- TASK GOAL:
Substitute "data-label" for every occurrence of "value-label" in the material below and reproduce all the lines otherwise unchanged, omitting the pictures.

- EXTRACTED INFORMATION:
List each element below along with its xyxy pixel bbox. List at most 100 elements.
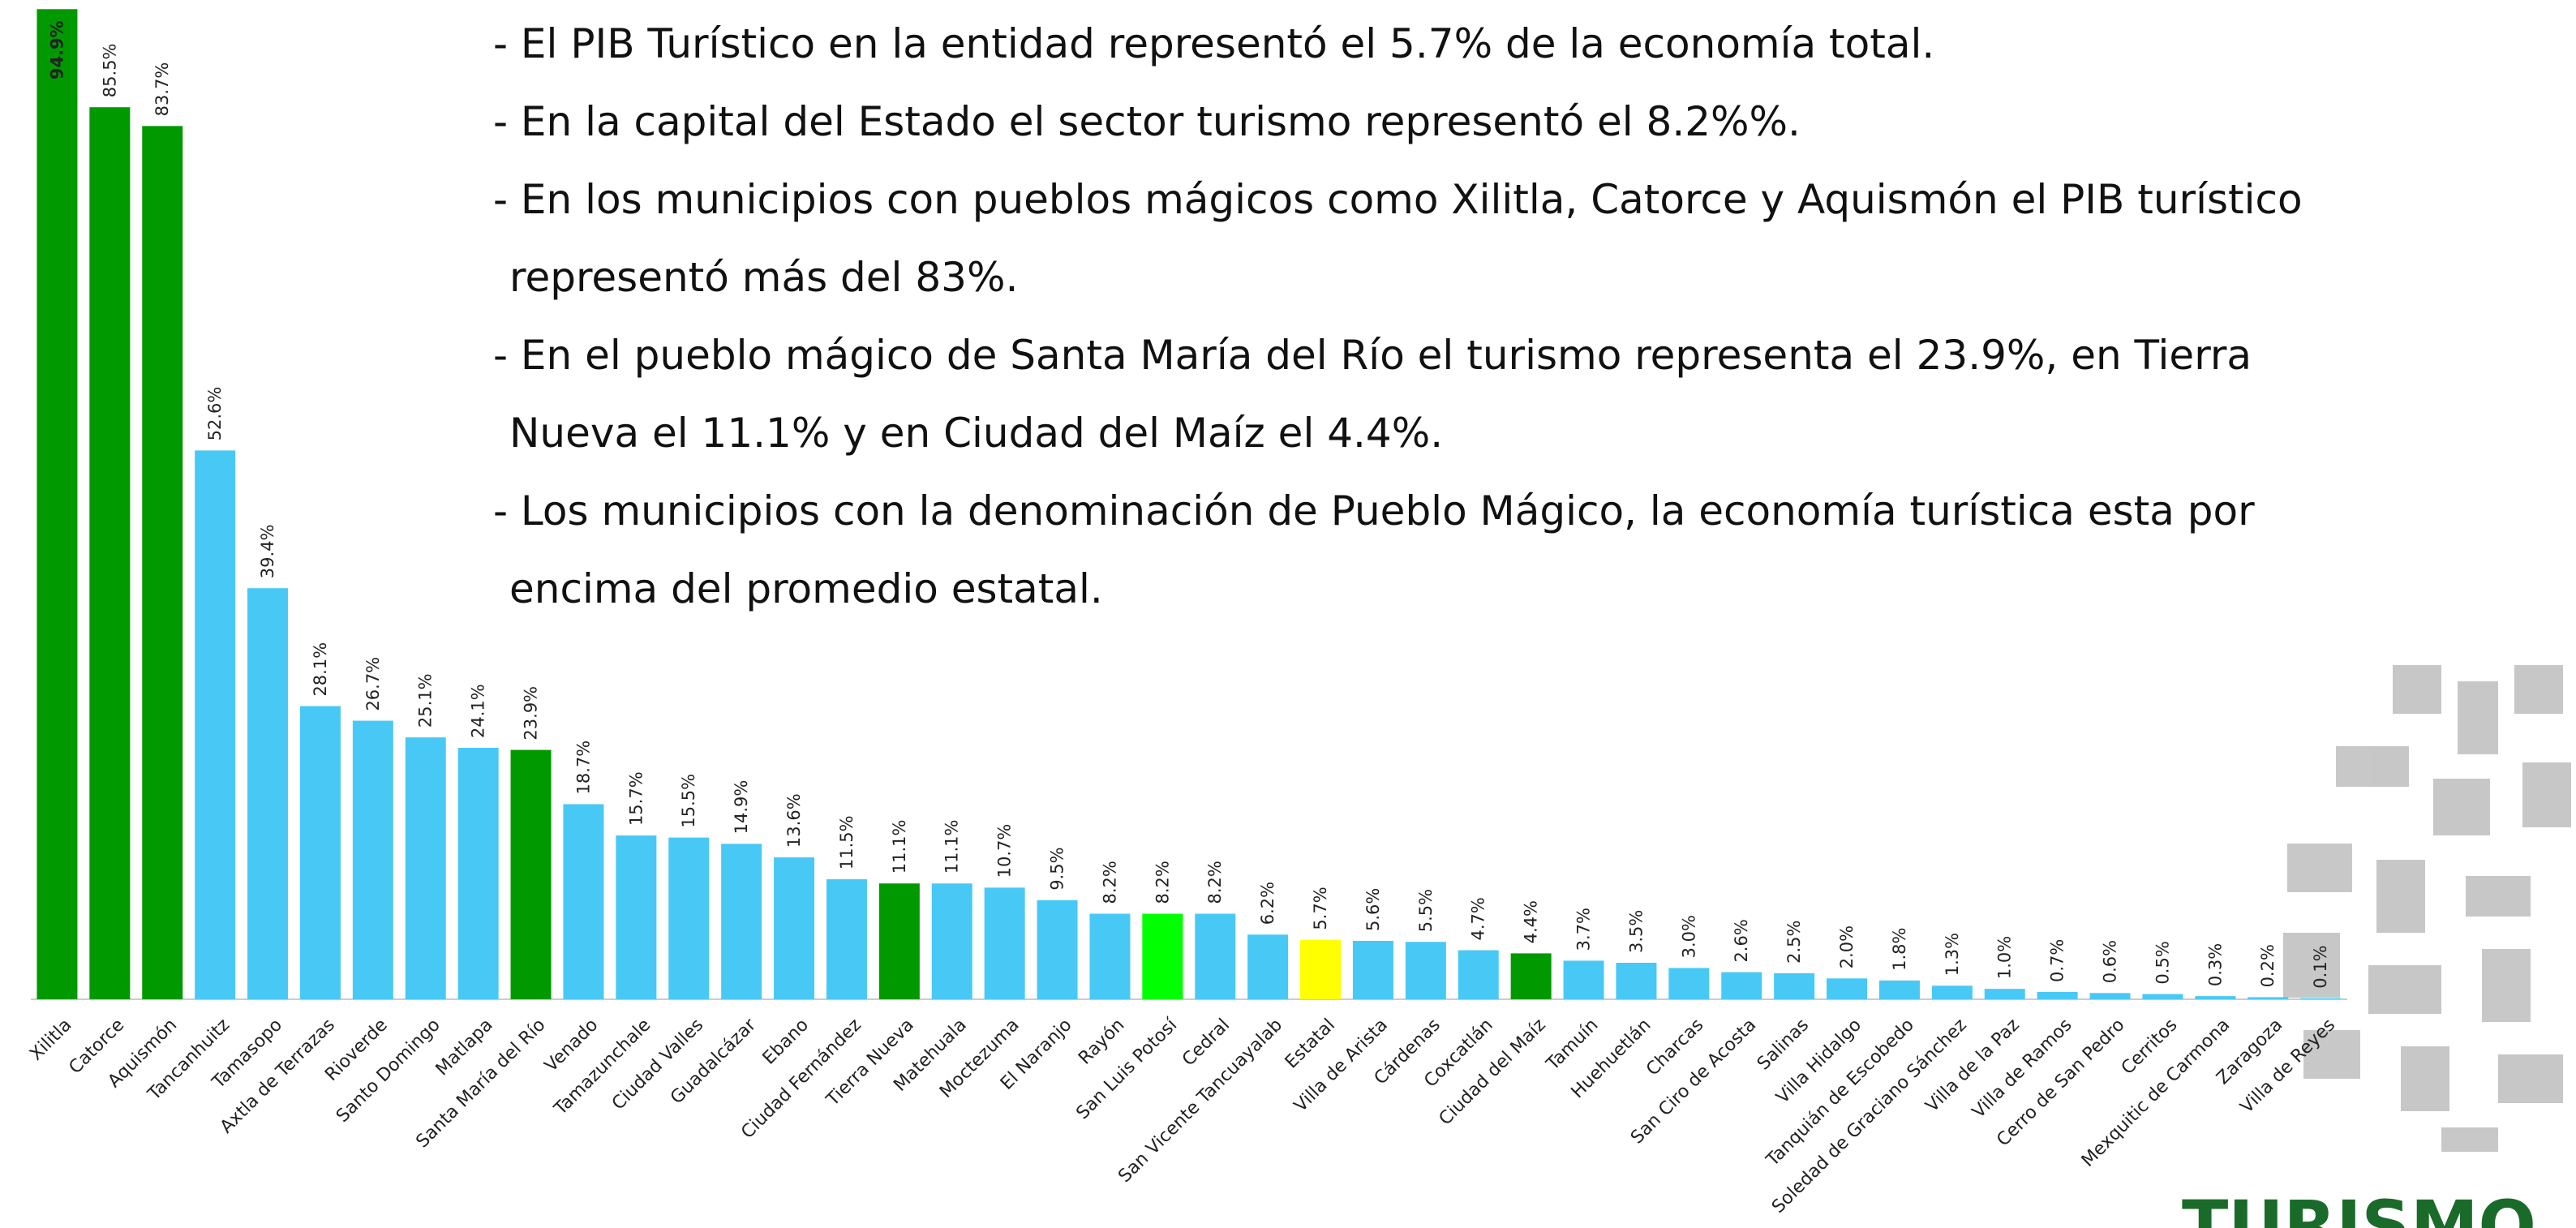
bar [1458, 950, 1499, 999]
bar [1089, 913, 1131, 999]
value-label: 5.6% [1363, 888, 1383, 931]
logo: TURISMO [2182, 1186, 2536, 1228]
bar [1195, 913, 1236, 999]
value-label: 1.3% [1943, 933, 1962, 976]
value-label: 13.6% [784, 793, 804, 848]
bar [1510, 953, 1552, 999]
bar [774, 857, 815, 999]
bar [721, 844, 762, 999]
x-tick-label: Villa de la Paz [1922, 1015, 2024, 1116]
bar [1352, 940, 1393, 999]
value-label: 0.6% [2101, 940, 2120, 983]
bar [1405, 942, 1446, 999]
value-label: 0.1% [2311, 945, 2330, 988]
bar [2142, 994, 2183, 999]
bar [1931, 985, 1973, 999]
value-label: 23.9% [522, 686, 541, 741]
value-label: 14.9% [732, 780, 751, 835]
note-line: - En los municipios con pueblos mágicos … [493, 176, 2303, 223]
note-line: - Los municipios con la denominación de … [493, 487, 2255, 535]
bar [931, 883, 972, 999]
bar [1037, 900, 1078, 999]
value-label: 5.7% [1311, 887, 1330, 930]
bar [1878, 980, 1920, 999]
value-label: 39.4% [258, 524, 277, 578]
bar [984, 887, 1025, 999]
x-tick-label: San Luis Potosí [1072, 1015, 1182, 1124]
value-label: 83.7% [152, 62, 172, 117]
bar [1142, 913, 1183, 999]
bar [616, 835, 657, 999]
note-line: - En el pueblo mágico de Santa María del… [493, 332, 2252, 379]
bar [1721, 972, 1762, 999]
bar [1984, 989, 2025, 999]
bar [563, 804, 604, 999]
bar [668, 837, 710, 999]
note-line: representó más del 83%. [509, 254, 1018, 301]
value-label: 0.5% [2153, 941, 2172, 984]
value-label: 85.5% [100, 43, 119, 97]
bar [142, 126, 183, 1000]
value-label: 11.1% [890, 820, 909, 874]
value-label: 15.5% [679, 774, 698, 828]
bar [1247, 934, 1289, 999]
value-label: 0.7% [2048, 939, 2067, 982]
bar [1563, 960, 1604, 999]
bar [457, 747, 499, 999]
value-label: 4.7% [1469, 897, 1488, 940]
value-label: 52.6% [205, 387, 225, 441]
value-label: 2.5% [1784, 920, 1804, 963]
value-label: 24.1% [469, 684, 488, 738]
value-label: 18.7% [573, 741, 593, 795]
bar [878, 883, 920, 999]
note-line: - El PIB Turístico en la entidad represe… [493, 20, 1934, 67]
value-label: 11.5% [837, 815, 857, 869]
x-tick-label: Xilitla [26, 1015, 75, 1064]
bar [195, 450, 236, 999]
note-line: encima del promedio estatal. [509, 565, 1103, 612]
bar [1616, 962, 1657, 999]
value-label: 1.0% [1995, 936, 2015, 979]
value-label: 6.2% [1258, 882, 1277, 925]
value-label: 0.3% [2205, 943, 2225, 986]
bar [1827, 978, 1868, 999]
value-label: 25.1% [416, 673, 436, 728]
value-label: 3.0% [1679, 915, 1698, 958]
value-label: 11.1% [942, 820, 962, 874]
decor-pattern [2283, 665, 2571, 1152]
value-label: 15.7% [626, 771, 646, 826]
bar [405, 737, 446, 999]
value-label: 28.1% [311, 642, 330, 697]
note-line: Nueva el 11.1% y en Ciudad del Maíz el 4… [509, 410, 1443, 457]
value-label: 94.9% [47, 20, 67, 79]
value-label: 3.5% [1626, 910, 1646, 953]
bar [1300, 939, 1342, 999]
x-tick-label: Ciudad Valles [608, 1015, 707, 1114]
value-label: 3.7% [1574, 908, 1594, 951]
x-tick-label: Tamazunchale [550, 1015, 655, 1119]
value-label: 8.2% [1153, 861, 1172, 904]
value-label: 1.8% [1890, 927, 1909, 970]
bar [36, 9, 78, 999]
bar [2248, 997, 2289, 999]
note-line: - En la capital del Estado el sector tur… [493, 98, 1801, 145]
bar [1774, 973, 1815, 999]
bar [352, 720, 393, 999]
value-label: 0.2% [2258, 944, 2278, 987]
bar [2037, 991, 2078, 999]
value-label: 9.5% [1048, 847, 1067, 890]
bar [510, 749, 552, 999]
value-label: 2.0% [1837, 925, 1857, 968]
value-label: 8.2% [1205, 861, 1225, 904]
bar [826, 879, 867, 999]
value-label: 8.2% [1100, 861, 1119, 904]
bar [89, 107, 131, 1000]
bar [247, 588, 289, 999]
bar [2195, 996, 2236, 999]
value-label: 4.4% [1522, 900, 1541, 943]
value-label: 2.6% [1732, 919, 1751, 962]
bar [2300, 998, 2342, 999]
x-tick-label: Villa de Arista [1290, 1015, 1392, 1116]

- ANSWER TO THE PROBLEM:
List each element below along with its xyxy pixel bbox. List at most 100 elements.
bar [1458, 950, 1499, 999]
bar [1089, 913, 1131, 999]
data-label: 5.6% [1363, 888, 1383, 931]
logo: TURISMO [2182, 1186, 2536, 1228]
bar [1195, 913, 1236, 999]
data-label: 1.3% [1943, 933, 1962, 976]
data-label: 13.6% [784, 793, 804, 848]
bar [1510, 953, 1552, 999]
bar [774, 857, 815, 999]
bar [721, 844, 762, 999]
x-tick-label: Villa de la Paz [1922, 1015, 2024, 1116]
bar [1352, 940, 1393, 999]
data-label: 0.6% [2101, 940, 2120, 983]
bar [1405, 942, 1446, 999]
data-label: 0.1% [2311, 945, 2330, 988]
bar [2142, 994, 2183, 999]
bar [1931, 985, 1973, 999]
data-label: 23.9% [522, 686, 541, 741]
data-label: 14.9% [732, 780, 751, 835]
note-line: - En los municipios con pueblos mágicos … [493, 176, 2303, 223]
note-line: - Los municipios con la denominación de … [493, 487, 2255, 535]
bar [931, 883, 972, 999]
bar [1037, 900, 1078, 999]
data-label: 5.7% [1311, 887, 1330, 930]
bar [1878, 980, 1920, 999]
data-label: 39.4% [258, 524, 277, 578]
bar [984, 887, 1025, 999]
x-tick-label: San Luis Potosí [1072, 1015, 1182, 1124]
data-label: 83.7% [152, 62, 172, 117]
bar [1142, 913, 1183, 999]
bar [616, 835, 657, 999]
note-line: - En el pueblo mágico de Santa María del… [493, 332, 2252, 379]
bar [1721, 972, 1762, 999]
bar [1984, 989, 2025, 999]
bar [563, 804, 604, 999]
bar [668, 837, 710, 999]
note-line: representó más del 83%. [509, 254, 1018, 301]
data-label: 0.5% [2153, 941, 2172, 984]
data-label: 85.5% [100, 43, 119, 97]
bar [142, 126, 183, 1000]
data-label: 11.1% [890, 820, 909, 874]
data-label: 15.5% [679, 774, 698, 828]
bar [1247, 934, 1289, 999]
data-label: 0.7% [2048, 939, 2067, 982]
bar [1563, 960, 1604, 999]
bar [457, 747, 499, 999]
data-label: 4.7% [1469, 897, 1488, 940]
data-label: 52.6% [205, 387, 225, 441]
data-label: 2.5% [1784, 920, 1804, 963]
data-label: 24.1% [469, 684, 488, 738]
data-label: 18.7% [573, 741, 593, 795]
bar [878, 883, 920, 999]
note-line: - El PIB Turístico en la entidad represe… [493, 20, 1934, 67]
data-label: 11.5% [837, 815, 857, 869]
x-tick-label: Xilitla [26, 1015, 75, 1064]
bar [195, 450, 236, 999]
note-line: encima del promedio estatal. [509, 565, 1103, 612]
bar [1616, 962, 1657, 999]
data-label: 1.0% [1995, 936, 2015, 979]
data-label: 6.2% [1258, 882, 1277, 925]
data-label: 0.3% [2205, 943, 2225, 986]
bar [1827, 978, 1868, 999]
data-label: 25.1% [416, 673, 436, 728]
data-label: 3.0% [1679, 915, 1698, 958]
data-label: 11.1% [942, 820, 962, 874]
decor-pattern [2283, 665, 2571, 1152]
data-label: 15.7% [626, 771, 646, 826]
bar [405, 737, 446, 999]
data-label: 28.1% [311, 642, 330, 697]
note-line: Nueva el 11.1% y en Ciudad del Maíz el 4… [509, 410, 1443, 457]
data-label: 94.9% [47, 20, 67, 79]
data-label: 3.5% [1626, 910, 1646, 953]
bar [1300, 939, 1342, 999]
x-tick-label: Ciudad Valles [608, 1015, 707, 1114]
data-label: 3.7% [1574, 908, 1594, 951]
x-tick-label: Tamazunchale [550, 1015, 655, 1119]
data-label: 8.2% [1153, 861, 1172, 904]
data-label: 1.8% [1890, 927, 1909, 970]
bar [36, 9, 78, 999]
bar [2248, 997, 2289, 999]
note-line: - En la capital del Estado el sector tur… [493, 98, 1801, 145]
bar [1774, 973, 1815, 999]
bar [352, 720, 393, 999]
data-label: 0.2% [2258, 944, 2278, 987]
bar [2037, 991, 2078, 999]
data-label: 9.5% [1048, 847, 1067, 890]
bar [510, 749, 552, 999]
data-label: 2.0% [1837, 925, 1857, 968]
data-label: 8.2% [1205, 861, 1225, 904]
bar [826, 879, 867, 999]
data-label: 8.2% [1100, 861, 1119, 904]
bar [89, 107, 131, 1000]
bar [247, 588, 289, 999]
bar [2195, 996, 2236, 999]
data-label: 4.4% [1522, 900, 1541, 943]
data-label: 2.6% [1732, 919, 1751, 962]
bar [2300, 998, 2342, 999]
x-tick-label: Villa de Arista [1290, 1015, 1392, 1116]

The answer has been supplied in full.